Instruction: All records should be reproduced verbatim.

Data shown:
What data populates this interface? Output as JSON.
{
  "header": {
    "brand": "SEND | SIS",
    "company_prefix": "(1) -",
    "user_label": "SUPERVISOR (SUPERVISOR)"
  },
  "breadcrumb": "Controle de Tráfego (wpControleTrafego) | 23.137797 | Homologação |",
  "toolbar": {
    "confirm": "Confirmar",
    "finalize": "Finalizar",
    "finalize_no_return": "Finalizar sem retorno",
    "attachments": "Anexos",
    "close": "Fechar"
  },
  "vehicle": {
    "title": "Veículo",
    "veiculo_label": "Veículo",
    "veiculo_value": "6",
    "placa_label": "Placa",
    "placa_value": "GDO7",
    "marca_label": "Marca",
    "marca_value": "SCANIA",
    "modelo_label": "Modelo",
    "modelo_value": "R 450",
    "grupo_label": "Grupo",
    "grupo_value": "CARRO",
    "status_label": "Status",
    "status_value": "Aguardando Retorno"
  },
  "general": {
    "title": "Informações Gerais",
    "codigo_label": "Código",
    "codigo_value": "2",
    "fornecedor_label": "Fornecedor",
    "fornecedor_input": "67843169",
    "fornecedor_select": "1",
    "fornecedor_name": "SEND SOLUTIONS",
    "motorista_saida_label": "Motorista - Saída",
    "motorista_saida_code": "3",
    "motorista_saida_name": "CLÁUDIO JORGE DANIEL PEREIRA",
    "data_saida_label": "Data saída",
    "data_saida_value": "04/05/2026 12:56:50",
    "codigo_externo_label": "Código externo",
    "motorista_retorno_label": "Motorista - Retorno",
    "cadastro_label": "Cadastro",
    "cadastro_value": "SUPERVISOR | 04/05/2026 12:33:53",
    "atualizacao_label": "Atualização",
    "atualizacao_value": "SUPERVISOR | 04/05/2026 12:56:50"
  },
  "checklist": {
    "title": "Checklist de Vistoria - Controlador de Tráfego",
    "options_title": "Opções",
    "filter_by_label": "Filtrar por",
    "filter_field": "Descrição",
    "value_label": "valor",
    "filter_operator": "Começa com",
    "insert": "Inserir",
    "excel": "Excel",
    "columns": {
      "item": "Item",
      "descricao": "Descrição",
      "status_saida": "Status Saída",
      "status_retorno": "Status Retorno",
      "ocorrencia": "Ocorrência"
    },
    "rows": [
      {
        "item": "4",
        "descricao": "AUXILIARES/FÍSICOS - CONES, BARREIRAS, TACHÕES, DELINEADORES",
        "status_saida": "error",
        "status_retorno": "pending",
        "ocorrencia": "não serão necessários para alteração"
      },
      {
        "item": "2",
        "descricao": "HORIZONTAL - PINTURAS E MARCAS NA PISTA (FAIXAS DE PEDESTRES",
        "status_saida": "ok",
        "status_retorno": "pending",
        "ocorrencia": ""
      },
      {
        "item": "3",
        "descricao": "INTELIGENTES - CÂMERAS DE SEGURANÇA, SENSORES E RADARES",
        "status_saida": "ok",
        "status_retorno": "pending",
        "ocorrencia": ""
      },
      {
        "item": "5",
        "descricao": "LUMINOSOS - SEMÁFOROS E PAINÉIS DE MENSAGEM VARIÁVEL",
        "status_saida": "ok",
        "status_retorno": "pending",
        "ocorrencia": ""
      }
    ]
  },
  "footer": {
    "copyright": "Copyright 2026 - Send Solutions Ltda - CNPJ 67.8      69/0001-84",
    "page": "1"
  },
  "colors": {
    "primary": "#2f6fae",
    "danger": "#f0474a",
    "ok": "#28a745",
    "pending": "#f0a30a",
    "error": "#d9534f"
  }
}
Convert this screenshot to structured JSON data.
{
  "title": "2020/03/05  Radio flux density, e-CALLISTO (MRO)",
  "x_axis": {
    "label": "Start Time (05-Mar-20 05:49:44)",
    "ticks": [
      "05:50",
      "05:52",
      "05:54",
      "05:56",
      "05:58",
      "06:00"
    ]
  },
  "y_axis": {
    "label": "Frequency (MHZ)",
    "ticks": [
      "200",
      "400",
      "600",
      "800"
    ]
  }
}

Task output:
What data populates this interface? Output as JSON.
{
  "header": {
    "brand": "SEND | SIS",
    "company_prefix": "(1) -",
    "user_label": "SUPERVISOR (SUPERVISOR)"
  },
  "breadcrumb": "Controle de Tráfego (wpControleTrafego) | 23.137797 | Homologação |",
  "toolbar": {
    "confirm": "Confirmar",
    "finalize": "Finalizar",
    "finalize_no_return": "Finalizar sem retorno",
    "attachments": "Anexos",
    "close": "Fechar"
  },
  "vehicle": {
    "title": "Veículo",
    "veiculo_label": "Veículo",
    "veiculo_value": "6",
    "placa_label": "Placa",
    "placa_value": "GDO7",
    "marca_label": "Marca",
    "marca_value": "SCANIA",
    "modelo_label": "Modelo",
    "modelo_value": "R 450",
    "grupo_label": "Grupo",
    "grupo_value": "CARRO",
    "status_label": "Status",
    "status_value": "Aguardando Retorno"
  },
  "general": {
    "title": "Informações Gerais",
    "codigo_label": "Código",
    "codigo_value": "2",
    "fornecedor_label": "Fornecedor",
    "fornecedor_input": "67843169",
    "fornecedor_select": "1",
    "fornecedor_name": "SEND SOLUTIONS",
    "motorista_saida_label": "Motorista - Saída",
    "motorista_saida_code": "3",
    "motorista_saida_name": "CLÁUDIO JORGE DANIEL PEREIRA",
    "data_saida_label": "Data saída",
    "data_saida_value": "04/05/2026 12:56:50",
    "codigo_externo_label": "Código externo",
    "motorista_retorno_label": "Motorista - Retorno",
    "cadastro_label": "Cadastro",
    "cadastro_value": "SUPERVISOR | 04/05/2026 12:33:53",
    "atualizacao_label": "Atualização",
    "atualizacao_value": "SUPERVISOR | 04/05/2026 12:56:50"
  },
  "checklist": {
    "title": "Checklist de Vistoria - Controlador de Tráfego",
    "options_title": "Opções",
    "filter_by_label": "Filtrar por",
    "filter_field": "Descrição",
    "value_label": "valor",
    "filter_operator": "Começa com",
    "insert": "Inserir",
    "excel": "Excel",
    "columns": {
      "item": "Item",
      "descricao": "Descrição",
      "status_saida": "Status Saída",
      "status_retorno": "Status Retorno",
      "ocorrencia": "Ocorrência"
    },
    "rows": [
      {
        "item": "4",
        "descricao": "AUXILIARES/FÍSICOS - CONES, BARREIRAS, TACHÕES, DELINEADORES",
        "status_saida": "error",
        "status_retorno": "pending",
        "ocorrencia": "não serão necessários para alteração"
      },
      {
        "item": "2",
        "descricao": "HORIZONTAL - PINTURAS E MARCAS NA PISTA (FAIXAS DE PEDESTRES",
        "status_saida": "ok",
        "status_retorno": "pending",
        "ocorrencia": ""
      },
      {
        "item": "3",
        "descricao": "INTELIGENTES - CÂMERAS DE SEGURANÇA, SENSORES E RADARES",
        "status_saida": "ok",
        "status_retorno": "pending",
        "ocorrencia": ""
      },
      {
        "item": "5",
        "descricao": "LUMINOSOS - SEMÁFOROS E PAINÉIS DE MENSAGEM VARIÁVEL",
        "status_saida": "ok",
        "status_retorno": "pending",
        "ocorrencia": ""
      }
    ]
  },
  "footer": {
    "copyright": "Copyright 2026 - Send Solutions Ltda - CNPJ 67.8      69/0001-84",
    "page": "1"
  },
  "colors": {
    "primary": "#2f6fae",
    "danger": "#f0474a",
    "ok": "#28a745",
    "pending": "#f0a30a",
    "error": "#d9534f"
  }
}
Convert this screenshot to structured JSON data.
{
  "title": "2020/03/05  Radio flux density, e-CALLISTO (MRO)",
  "x_axis": {
    "label": "Start Time (05-Mar-20 05:49:44)",
    "ticks": [
      "05:50",
      "05:52",
      "05:54",
      "05:56",
      "05:58",
      "06:00"
    ]
  },
  "y_axis": {
    "label": "Frequency (MHZ)",
    "ticks": [
      "200",
      "400",
      "600",
      "800"
    ]
  }
}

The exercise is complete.